**REQUIREMENT**
Repeat each line of the data exactly as written.

**Data entries for graphics**
━━━━━━

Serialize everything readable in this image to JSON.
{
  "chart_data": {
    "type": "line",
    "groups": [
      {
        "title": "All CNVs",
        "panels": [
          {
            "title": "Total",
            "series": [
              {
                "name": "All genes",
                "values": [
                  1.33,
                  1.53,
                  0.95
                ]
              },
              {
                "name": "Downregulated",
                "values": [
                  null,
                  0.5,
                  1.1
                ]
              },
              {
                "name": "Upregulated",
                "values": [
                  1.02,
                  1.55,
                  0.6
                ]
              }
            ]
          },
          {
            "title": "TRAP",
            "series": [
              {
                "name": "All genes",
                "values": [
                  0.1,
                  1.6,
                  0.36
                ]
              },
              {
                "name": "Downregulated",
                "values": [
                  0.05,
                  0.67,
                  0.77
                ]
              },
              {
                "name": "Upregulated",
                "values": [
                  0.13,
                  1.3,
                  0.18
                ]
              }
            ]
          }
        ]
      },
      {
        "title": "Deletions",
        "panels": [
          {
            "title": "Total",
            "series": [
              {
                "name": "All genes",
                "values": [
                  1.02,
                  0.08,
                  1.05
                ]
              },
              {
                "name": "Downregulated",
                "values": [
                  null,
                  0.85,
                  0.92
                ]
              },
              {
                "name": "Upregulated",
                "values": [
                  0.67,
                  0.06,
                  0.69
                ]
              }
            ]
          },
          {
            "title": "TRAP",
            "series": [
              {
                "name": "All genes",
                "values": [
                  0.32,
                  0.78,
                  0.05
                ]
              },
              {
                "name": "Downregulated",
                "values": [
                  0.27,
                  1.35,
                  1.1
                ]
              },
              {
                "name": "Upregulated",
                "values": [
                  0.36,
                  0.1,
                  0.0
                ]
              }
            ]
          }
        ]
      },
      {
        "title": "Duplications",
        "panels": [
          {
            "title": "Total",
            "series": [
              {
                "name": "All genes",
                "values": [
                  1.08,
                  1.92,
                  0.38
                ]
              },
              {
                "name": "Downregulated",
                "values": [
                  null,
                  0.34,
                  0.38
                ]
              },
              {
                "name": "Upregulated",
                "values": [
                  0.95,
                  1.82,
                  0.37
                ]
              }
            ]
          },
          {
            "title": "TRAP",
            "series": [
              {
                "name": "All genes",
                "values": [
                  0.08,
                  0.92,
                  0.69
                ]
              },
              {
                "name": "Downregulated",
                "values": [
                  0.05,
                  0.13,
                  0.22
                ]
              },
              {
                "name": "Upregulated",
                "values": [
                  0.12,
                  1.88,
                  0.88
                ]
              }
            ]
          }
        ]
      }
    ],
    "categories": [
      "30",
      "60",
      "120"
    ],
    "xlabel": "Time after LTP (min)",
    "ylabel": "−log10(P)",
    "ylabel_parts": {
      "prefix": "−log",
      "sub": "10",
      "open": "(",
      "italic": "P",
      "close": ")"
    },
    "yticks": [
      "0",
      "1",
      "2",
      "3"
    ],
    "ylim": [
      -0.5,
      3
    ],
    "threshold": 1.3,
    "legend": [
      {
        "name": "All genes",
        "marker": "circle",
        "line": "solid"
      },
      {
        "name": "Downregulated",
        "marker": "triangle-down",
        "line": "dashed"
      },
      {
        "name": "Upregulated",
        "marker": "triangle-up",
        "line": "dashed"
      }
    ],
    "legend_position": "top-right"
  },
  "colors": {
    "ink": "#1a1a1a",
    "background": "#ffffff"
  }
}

━━━━━━

**FINAL ANSWER**
Serialize everything readable in this image to JSON.
{
  "chart_data": {
    "type": "line",
    "groups": [
      {
        "title": "All CNVs",
        "panels": [
          {
            "title": "Total",
            "series": [
              {
                "name": "All genes",
                "values": [
                  1.33,
                  1.53,
                  0.95
                ]
              },
              {
                "name": "Downregulated",
                "values": [
                  null,
                  0.5,
                  1.1
                ]
              },
              {
                "name": "Upregulated",
                "values": [
                  1.02,
                  1.55,
                  0.6
                ]
              }
            ]
          },
          {
            "title": "TRAP",
            "series": [
              {
                "name": "All genes",
                "values": [
                  0.1,
                  1.6,
                  0.36
                ]
              },
              {
                "name": "Downregulated",
                "values": [
                  0.05,
                  0.67,
                  0.77
                ]
              },
              {
                "name": "Upregulated",
                "values": [
                  0.13,
                  1.3,
                  0.18
                ]
              }
            ]
          }
        ]
      },
      {
        "title": "Deletions",
        "panels": [
          {
            "title": "Total",
            "series": [
              {
                "name": "All genes",
                "values": [
                  1.02,
                  0.08,
                  1.05
                ]
              },
              {
                "name": "Downregulated",
                "values": [
                  null,
                  0.85,
                  0.92
                ]
              },
              {
                "name": "Upregulated",
                "values": [
                  0.67,
                  0.06,
                  0.69
                ]
              }
            ]
          },
          {
            "title": "TRAP",
            "series": [
              {
                "name": "All genes",
                "values": [
                  0.32,
                  0.78,
                  0.05
                ]
              },
              {
                "name": "Downregulated",
                "values": [
                  0.27,
                  1.35,
                  1.1
                ]
              },
              {
                "name": "Upregulated",
                "values": [
                  0.36,
                  0.1,
                  0.0
                ]
              }
            ]
          }
        ]
      },
      {
        "title": "Duplications",
        "panels": [
          {
            "title": "Total",
            "series": [
              {
                "name": "All genes",
                "values": [
                  1.08,
                  1.92,
                  0.38
                ]
              },
              {
                "name": "Downregulated",
                "values": [
                  null,
                  0.34,
                  0.38
                ]
              },
              {
                "name": "Upregulated",
                "values": [
                  0.95,
                  1.82,
                  0.37
                ]
              }
            ]
          },
          {
            "title": "TRAP",
            "series": [
              {
                "name": "All genes",
                "values": [
                  0.08,
                  0.92,
                  0.69
                ]
              },
              {
                "name": "Downregulated",
                "values": [
                  0.05,
                  0.13,
                  0.22
                ]
              },
              {
                "name": "Upregulated",
                "values": [
                  0.12,
                  1.88,
                  0.88
                ]
              }
            ]
          }
        ]
      }
    ],
    "categories": [
      "30",
      "60",
      "120"
    ],
    "xlabel": "Time after LTP (min)",
    "ylabel": "−log10(P)",
    "ylabel_parts": {
      "prefix": "−log",
      "sub": "10",
      "open": "(",
      "italic": "P",
      "close": ")"
    },
    "yticks": [
      "0",
      "1",
      "2",
      "3"
    ],
    "ylim": [
      -0.5,
      3
    ],
    "threshold": 1.3,
    "legend": [
      {
        "name": "All genes",
        "marker": "circle",
        "line": "solid"
      },
      {
        "name": "Downregulated",
        "marker": "triangle-down",
        "line": "dashed"
      },
      {
        "name": "Upregulated",
        "marker": "triangle-up",
        "line": "dashed"
      }
    ],
    "legend_position": "top-right"
  },
  "colors": {
    "ink": "#1a1a1a",
    "background": "#ffffff"
  }
}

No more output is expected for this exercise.